=== Given information ===

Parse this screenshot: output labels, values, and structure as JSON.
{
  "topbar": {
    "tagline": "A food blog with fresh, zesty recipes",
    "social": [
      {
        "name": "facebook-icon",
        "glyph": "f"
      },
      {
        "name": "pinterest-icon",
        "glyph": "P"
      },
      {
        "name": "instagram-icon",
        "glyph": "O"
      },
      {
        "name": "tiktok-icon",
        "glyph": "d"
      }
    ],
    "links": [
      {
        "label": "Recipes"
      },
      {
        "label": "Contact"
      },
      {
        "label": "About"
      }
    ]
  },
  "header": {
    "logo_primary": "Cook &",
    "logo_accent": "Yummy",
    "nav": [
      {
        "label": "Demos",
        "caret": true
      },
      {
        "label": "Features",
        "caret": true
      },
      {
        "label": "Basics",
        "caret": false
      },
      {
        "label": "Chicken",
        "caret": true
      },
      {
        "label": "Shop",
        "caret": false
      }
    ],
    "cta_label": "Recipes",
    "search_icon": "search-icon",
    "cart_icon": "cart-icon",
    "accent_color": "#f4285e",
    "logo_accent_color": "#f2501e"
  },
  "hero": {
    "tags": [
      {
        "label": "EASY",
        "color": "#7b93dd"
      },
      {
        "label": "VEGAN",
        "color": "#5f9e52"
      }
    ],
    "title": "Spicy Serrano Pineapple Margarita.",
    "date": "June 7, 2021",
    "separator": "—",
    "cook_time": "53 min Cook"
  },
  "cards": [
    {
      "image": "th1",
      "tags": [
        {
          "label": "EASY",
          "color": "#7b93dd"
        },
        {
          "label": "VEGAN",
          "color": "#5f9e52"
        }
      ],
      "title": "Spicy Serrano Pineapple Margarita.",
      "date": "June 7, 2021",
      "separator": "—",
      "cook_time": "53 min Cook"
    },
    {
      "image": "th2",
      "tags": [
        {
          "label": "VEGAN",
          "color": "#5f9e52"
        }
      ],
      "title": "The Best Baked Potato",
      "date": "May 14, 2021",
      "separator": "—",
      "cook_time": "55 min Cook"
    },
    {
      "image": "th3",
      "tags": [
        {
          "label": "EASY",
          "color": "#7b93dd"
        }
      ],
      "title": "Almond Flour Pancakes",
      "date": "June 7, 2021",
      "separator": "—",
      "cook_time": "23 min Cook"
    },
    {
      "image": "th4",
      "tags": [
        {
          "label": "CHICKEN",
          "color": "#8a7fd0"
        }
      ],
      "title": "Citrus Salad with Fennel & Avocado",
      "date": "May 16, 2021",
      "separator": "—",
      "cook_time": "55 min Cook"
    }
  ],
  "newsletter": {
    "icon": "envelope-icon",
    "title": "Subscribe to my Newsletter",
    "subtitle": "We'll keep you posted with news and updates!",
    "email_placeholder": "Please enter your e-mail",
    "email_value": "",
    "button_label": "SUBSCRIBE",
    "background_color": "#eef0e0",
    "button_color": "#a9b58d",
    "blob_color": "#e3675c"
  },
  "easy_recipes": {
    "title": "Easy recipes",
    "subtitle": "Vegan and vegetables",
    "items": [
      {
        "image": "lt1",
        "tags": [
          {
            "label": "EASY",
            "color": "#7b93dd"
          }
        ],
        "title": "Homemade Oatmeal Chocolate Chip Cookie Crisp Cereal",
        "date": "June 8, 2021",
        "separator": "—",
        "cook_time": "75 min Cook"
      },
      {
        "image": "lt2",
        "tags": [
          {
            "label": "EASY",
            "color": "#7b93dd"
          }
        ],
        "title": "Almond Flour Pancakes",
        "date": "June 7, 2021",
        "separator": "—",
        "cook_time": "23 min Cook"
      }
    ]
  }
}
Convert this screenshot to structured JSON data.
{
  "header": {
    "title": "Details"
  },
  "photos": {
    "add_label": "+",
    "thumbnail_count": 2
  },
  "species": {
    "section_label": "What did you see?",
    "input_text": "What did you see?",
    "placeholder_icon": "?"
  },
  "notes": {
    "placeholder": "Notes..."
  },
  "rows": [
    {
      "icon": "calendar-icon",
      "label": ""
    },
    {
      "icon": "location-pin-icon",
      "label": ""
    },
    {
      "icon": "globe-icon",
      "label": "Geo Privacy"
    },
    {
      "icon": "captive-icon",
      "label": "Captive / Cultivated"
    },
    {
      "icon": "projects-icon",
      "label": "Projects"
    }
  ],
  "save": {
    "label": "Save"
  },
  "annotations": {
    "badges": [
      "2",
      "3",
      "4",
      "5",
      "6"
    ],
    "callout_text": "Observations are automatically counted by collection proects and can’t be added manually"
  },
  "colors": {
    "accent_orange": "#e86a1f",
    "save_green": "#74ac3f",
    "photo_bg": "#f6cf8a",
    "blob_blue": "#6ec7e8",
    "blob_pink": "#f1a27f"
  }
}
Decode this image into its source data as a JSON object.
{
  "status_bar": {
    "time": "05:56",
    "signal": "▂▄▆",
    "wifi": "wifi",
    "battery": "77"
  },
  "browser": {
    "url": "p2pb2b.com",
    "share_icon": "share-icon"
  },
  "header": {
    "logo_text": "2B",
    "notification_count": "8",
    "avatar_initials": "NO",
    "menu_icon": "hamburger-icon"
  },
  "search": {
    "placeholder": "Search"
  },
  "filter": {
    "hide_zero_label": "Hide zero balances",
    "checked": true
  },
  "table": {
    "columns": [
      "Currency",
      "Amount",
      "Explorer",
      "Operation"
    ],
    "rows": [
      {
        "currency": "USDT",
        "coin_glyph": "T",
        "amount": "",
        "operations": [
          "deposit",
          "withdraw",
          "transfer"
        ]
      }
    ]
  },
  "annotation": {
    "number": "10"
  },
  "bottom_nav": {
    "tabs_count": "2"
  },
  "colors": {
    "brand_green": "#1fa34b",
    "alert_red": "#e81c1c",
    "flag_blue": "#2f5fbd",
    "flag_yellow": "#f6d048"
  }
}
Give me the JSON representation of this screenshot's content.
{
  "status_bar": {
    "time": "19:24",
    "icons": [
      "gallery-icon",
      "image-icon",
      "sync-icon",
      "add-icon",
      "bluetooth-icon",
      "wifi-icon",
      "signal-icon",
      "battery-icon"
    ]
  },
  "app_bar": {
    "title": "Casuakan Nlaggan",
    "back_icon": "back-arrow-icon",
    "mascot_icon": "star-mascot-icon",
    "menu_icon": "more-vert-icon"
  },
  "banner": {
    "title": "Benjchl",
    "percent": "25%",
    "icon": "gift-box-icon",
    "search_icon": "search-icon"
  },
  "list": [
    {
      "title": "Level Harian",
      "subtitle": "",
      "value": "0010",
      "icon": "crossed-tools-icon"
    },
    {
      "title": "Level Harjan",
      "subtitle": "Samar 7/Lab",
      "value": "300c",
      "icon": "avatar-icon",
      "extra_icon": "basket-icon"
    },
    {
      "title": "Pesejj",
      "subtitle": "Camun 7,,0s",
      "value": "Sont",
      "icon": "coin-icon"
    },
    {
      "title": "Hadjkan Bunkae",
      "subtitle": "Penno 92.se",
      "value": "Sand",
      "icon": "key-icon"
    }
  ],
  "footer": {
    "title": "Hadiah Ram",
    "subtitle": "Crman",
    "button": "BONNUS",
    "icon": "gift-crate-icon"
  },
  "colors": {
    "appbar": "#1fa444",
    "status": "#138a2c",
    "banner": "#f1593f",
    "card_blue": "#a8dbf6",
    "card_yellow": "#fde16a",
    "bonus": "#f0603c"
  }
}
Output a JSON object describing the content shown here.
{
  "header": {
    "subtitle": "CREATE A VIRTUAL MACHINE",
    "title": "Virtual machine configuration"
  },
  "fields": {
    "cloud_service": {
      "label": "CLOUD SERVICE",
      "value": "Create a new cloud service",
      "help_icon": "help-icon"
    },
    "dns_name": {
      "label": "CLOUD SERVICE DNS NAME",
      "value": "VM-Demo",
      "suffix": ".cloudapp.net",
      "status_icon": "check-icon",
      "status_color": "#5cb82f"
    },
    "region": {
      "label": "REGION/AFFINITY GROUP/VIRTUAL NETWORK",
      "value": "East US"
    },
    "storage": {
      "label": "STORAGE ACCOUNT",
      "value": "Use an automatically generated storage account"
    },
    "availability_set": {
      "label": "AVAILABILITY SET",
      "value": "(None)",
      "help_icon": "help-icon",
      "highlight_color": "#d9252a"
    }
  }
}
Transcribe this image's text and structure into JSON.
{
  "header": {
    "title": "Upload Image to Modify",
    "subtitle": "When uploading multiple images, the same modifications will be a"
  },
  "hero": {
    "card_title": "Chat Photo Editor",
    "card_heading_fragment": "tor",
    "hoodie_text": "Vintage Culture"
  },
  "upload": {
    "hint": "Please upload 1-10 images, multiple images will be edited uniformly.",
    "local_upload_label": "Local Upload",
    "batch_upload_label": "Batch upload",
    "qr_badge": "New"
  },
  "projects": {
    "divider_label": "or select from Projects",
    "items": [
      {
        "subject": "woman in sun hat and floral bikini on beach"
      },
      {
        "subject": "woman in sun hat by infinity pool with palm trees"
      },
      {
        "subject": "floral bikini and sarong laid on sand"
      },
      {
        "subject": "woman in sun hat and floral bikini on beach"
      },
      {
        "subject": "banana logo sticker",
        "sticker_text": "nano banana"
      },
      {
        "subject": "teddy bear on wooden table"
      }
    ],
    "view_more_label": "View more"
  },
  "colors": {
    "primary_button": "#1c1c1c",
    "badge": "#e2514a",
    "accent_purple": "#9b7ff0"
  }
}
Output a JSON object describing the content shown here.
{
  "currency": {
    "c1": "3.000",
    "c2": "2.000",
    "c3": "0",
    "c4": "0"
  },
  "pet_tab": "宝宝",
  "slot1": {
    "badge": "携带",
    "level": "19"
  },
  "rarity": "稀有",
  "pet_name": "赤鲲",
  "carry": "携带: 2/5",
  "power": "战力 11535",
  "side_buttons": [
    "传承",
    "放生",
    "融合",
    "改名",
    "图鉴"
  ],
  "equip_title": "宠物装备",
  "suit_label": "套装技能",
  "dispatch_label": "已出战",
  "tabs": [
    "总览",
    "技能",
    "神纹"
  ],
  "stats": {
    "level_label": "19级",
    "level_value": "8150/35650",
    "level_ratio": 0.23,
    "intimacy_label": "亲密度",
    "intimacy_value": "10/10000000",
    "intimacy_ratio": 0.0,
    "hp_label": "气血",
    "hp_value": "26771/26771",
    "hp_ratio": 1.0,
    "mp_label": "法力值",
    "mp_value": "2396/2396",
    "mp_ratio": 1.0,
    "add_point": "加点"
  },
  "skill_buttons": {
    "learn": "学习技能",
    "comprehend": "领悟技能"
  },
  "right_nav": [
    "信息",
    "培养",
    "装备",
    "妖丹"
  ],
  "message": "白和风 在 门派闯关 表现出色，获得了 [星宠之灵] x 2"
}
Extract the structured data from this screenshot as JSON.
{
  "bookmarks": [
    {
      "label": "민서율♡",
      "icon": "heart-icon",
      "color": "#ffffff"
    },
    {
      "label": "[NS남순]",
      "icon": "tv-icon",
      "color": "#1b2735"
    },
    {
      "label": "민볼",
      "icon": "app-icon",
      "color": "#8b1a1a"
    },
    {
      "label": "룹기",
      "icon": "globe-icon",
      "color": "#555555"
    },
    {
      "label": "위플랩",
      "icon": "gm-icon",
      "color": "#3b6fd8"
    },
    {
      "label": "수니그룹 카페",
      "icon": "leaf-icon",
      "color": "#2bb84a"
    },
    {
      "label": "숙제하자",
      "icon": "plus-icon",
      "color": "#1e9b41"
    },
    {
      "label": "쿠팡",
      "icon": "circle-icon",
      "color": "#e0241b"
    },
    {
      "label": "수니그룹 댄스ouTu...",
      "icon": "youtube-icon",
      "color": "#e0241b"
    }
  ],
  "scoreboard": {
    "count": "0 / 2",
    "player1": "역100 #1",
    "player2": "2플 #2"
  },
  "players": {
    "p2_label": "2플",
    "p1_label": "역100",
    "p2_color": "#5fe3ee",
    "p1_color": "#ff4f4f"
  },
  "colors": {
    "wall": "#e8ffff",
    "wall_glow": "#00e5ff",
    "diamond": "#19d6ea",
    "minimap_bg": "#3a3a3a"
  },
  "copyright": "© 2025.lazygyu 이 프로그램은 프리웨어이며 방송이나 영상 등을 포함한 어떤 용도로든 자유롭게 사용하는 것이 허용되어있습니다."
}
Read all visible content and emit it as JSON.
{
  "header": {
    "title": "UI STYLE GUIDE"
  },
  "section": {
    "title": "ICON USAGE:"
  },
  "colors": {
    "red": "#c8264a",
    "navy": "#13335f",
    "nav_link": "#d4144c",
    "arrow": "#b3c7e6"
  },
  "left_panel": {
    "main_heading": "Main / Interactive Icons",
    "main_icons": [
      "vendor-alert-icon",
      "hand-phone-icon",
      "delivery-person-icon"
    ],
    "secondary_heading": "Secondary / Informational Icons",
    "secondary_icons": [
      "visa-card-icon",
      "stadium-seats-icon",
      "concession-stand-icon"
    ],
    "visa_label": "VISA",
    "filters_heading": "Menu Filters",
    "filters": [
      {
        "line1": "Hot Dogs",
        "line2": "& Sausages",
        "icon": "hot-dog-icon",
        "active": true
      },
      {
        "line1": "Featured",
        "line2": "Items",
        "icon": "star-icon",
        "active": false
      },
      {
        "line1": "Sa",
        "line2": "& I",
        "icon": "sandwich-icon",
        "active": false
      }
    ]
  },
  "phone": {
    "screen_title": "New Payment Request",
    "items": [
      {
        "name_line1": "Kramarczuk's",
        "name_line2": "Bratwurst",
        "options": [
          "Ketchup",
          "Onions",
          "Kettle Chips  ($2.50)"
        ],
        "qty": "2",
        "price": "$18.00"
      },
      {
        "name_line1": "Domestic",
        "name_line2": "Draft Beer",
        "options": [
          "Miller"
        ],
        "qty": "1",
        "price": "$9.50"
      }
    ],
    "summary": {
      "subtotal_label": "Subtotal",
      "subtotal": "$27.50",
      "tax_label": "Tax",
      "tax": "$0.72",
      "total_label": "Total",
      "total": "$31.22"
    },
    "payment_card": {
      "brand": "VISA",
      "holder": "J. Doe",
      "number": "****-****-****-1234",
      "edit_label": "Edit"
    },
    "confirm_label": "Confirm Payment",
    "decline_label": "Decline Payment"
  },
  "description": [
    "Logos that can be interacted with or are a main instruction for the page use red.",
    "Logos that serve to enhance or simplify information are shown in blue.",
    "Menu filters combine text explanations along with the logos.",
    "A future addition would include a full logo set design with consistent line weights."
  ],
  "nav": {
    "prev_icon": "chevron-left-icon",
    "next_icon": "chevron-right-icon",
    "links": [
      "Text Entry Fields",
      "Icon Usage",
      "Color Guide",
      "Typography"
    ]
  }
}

===

Goal of the exercise | Filter the records, keeping only lines that contain "data", and show those lines.

Answer for this exercise |
Convert this screenshot to structured JSON data.
Decode this image into its source data as a JSON object.
Extract the structured data from this screenshot as JSON.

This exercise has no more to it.